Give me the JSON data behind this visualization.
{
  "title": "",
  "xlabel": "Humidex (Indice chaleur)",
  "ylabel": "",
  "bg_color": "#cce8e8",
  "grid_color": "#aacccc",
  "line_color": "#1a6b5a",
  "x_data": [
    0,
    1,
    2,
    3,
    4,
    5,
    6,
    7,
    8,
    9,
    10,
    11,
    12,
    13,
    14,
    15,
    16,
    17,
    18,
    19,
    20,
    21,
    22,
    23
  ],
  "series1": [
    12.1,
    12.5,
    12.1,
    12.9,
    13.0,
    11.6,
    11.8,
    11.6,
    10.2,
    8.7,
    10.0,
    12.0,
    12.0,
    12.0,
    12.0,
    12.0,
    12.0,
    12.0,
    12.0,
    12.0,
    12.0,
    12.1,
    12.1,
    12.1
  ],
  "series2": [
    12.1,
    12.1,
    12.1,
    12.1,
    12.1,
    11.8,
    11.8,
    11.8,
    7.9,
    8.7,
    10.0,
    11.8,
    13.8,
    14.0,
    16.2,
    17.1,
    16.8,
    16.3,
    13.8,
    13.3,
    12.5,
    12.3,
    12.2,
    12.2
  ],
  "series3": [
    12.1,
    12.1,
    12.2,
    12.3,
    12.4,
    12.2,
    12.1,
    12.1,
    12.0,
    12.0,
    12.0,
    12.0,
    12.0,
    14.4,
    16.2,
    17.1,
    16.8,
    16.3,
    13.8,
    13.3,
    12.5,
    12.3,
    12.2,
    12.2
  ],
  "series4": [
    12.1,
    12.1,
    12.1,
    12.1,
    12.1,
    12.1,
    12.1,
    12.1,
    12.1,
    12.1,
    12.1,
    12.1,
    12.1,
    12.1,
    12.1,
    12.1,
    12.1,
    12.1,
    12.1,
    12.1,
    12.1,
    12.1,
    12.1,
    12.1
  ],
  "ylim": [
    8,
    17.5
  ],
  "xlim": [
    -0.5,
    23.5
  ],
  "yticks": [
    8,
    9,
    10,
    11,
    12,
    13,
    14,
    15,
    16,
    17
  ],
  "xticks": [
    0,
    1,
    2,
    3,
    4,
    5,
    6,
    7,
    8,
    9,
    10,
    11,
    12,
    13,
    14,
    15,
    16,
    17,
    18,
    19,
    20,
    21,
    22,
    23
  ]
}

## Written request
Repeat every line of the material exactly as given.

## Task response
Give me the JSON data behind this visualization.
{
  "title": "",
  "xlabel": "Humidex (Indice chaleur)",
  "ylabel": "",
  "bg_color": "#cce8e8",
  "grid_color": "#aacccc",
  "line_color": "#1a6b5a",
  "x_data": [
    0,
    1,
    2,
    3,
    4,
    5,
    6,
    7,
    8,
    9,
    10,
    11,
    12,
    13,
    14,
    15,
    16,
    17,
    18,
    19,
    20,
    21,
    22,
    23
  ],
  "series1": [
    12.1,
    12.5,
    12.1,
    12.9,
    13.0,
    11.6,
    11.8,
    11.6,
    10.2,
    8.7,
    10.0,
    12.0,
    12.0,
    12.0,
    12.0,
    12.0,
    12.0,
    12.0,
    12.0,
    12.0,
    12.0,
    12.1,
    12.1,
    12.1
  ],
  "series2": [
    12.1,
    12.1,
    12.1,
    12.1,
    12.1,
    11.8,
    11.8,
    11.8,
    7.9,
    8.7,
    10.0,
    11.8,
    13.8,
    14.0,
    16.2,
    17.1,
    16.8,
    16.3,
    13.8,
    13.3,
    12.5,
    12.3,
    12.2,
    12.2
  ],
  "series3": [
    12.1,
    12.1,
    12.2,
    12.3,
    12.4,
    12.2,
    12.1,
    12.1,
    12.0,
    12.0,
    12.0,
    12.0,
    12.0,
    14.4,
    16.2,
    17.1,
    16.8,
    16.3,
    13.8,
    13.3,
    12.5,
    12.3,
    12.2,
    12.2
  ],
  "series4": [
    12.1,
    12.1,
    12.1,
    12.1,
    12.1,
    12.1,
    12.1,
    12.1,
    12.1,
    12.1,
    12.1,
    12.1,
    12.1,
    12.1,
    12.1,
    12.1,
    12.1,
    12.1,
    12.1,
    12.1,
    12.1,
    12.1,
    12.1,
    12.1
  ],
  "ylim": [
    8,
    17.5
  ],
  "xlim": [
    -0.5,
    23.5
  ],
  "yticks": [
    8,
    9,
    10,
    11,
    12,
    13,
    14,
    15,
    16,
    17
  ],
  "xticks": [
    0,
    1,
    2,
    3,
    4,
    5,
    6,
    7,
    8,
    9,
    10,
    11,
    12,
    13,
    14,
    15,
    16,
    17,
    18,
    19,
    20,
    21,
    22,
    23
  ]
}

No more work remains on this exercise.